WHAT THE TASK ASKS:
State how many lines hold the string "Create". Give the number and nothing else.

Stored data
━━━━━━━━
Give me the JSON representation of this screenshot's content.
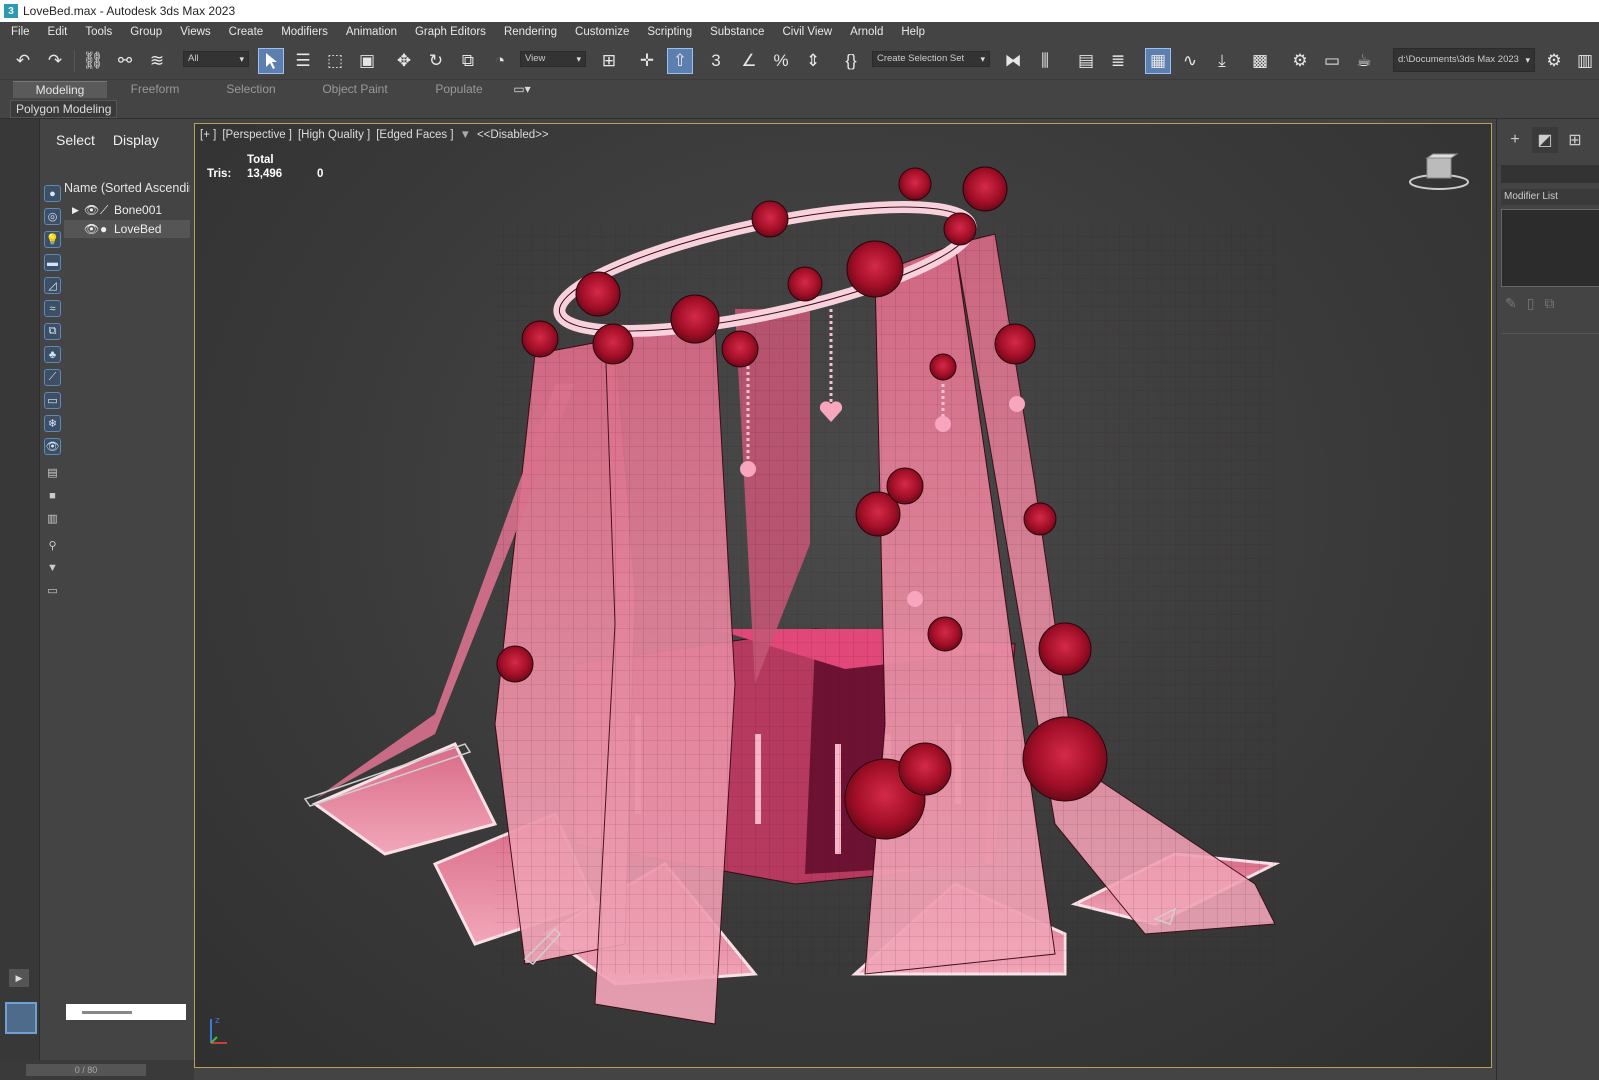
{
  "window": {
    "title": "LoveBed.max - Autodesk 3ds Max 2023",
    "app_icon": "3"
  },
  "menu": [
    "File",
    "Edit",
    "Tools",
    "Group",
    "Views",
    "Create",
    "Modifiers",
    "Animation",
    "Graph Editors",
    "Rendering",
    "Customize",
    "Scripting",
    "Substance",
    "Civil View",
    "Arnold",
    "Help"
  ],
  "toolbar": {
    "selection_filter": "All",
    "reference_coord": "View",
    "named_selection_set": "Create Selection Set",
    "project_path": "d:\\Documents\\3ds Max 2023"
  },
  "ribbon": {
    "tabs": [
      "Modeling",
      "Freeform",
      "Selection",
      "Object Paint",
      "Populate"
    ],
    "active_tab": "Modeling",
    "sub_panel": "Polygon Modeling"
  },
  "explorer": {
    "tabs": [
      "Select",
      "Display"
    ],
    "column_header": "Name (Sorted Ascending)",
    "items": [
      {
        "name": "Bone001"
      },
      {
        "name": "LoveBed"
      }
    ]
  },
  "viewport": {
    "label_parts": [
      "[+ ]",
      "[Perspective ]",
      "[High Quality ]",
      "[Edged Faces ]"
    ],
    "filter_label": "<<Disabled>>",
    "stats_header": "Total",
    "stats": {
      "key": "Tris:",
      "total": "13,496",
      "selected": "0"
    }
  },
  "timeline": {
    "frame": "0 / 80"
  },
  "command_panel": {
    "modifier_list": "Modifier List"
  },
  "colors": {
    "ui_bg": "#444444",
    "viewport_border": "#b8a257",
    "accent": "#5d7fb0",
    "fabric": "#e77e98",
    "roses": "#b0142e"
  }
}
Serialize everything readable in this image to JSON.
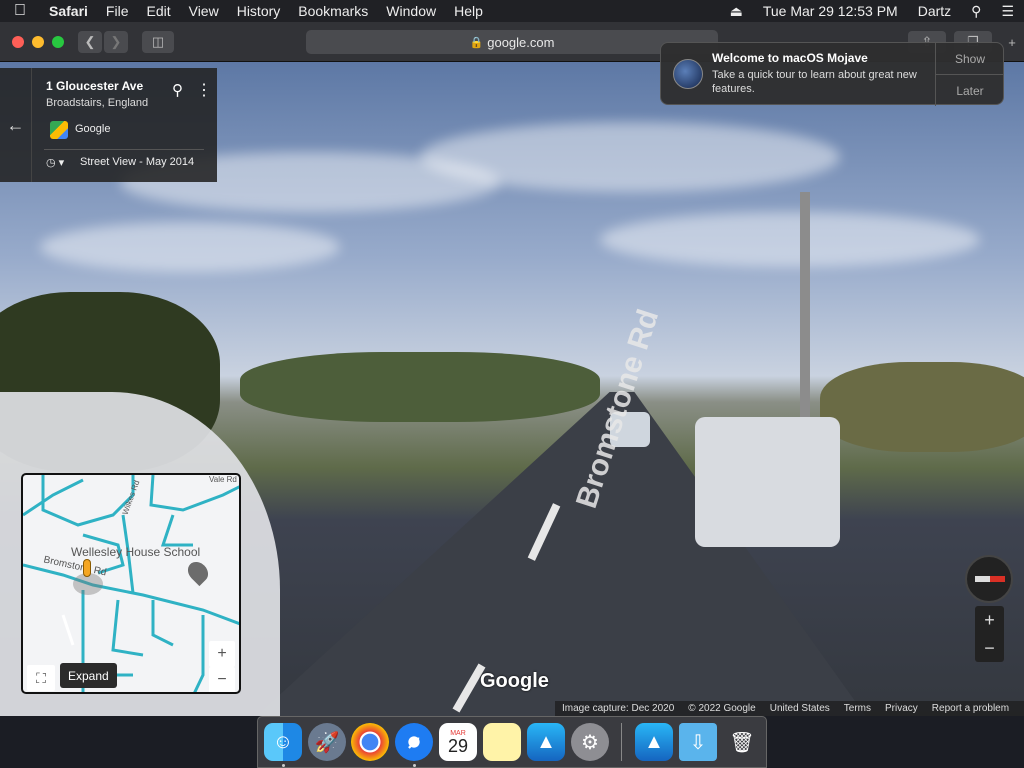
━━━━━━━━
OUTPUT FOR THIS EXERCISE:
2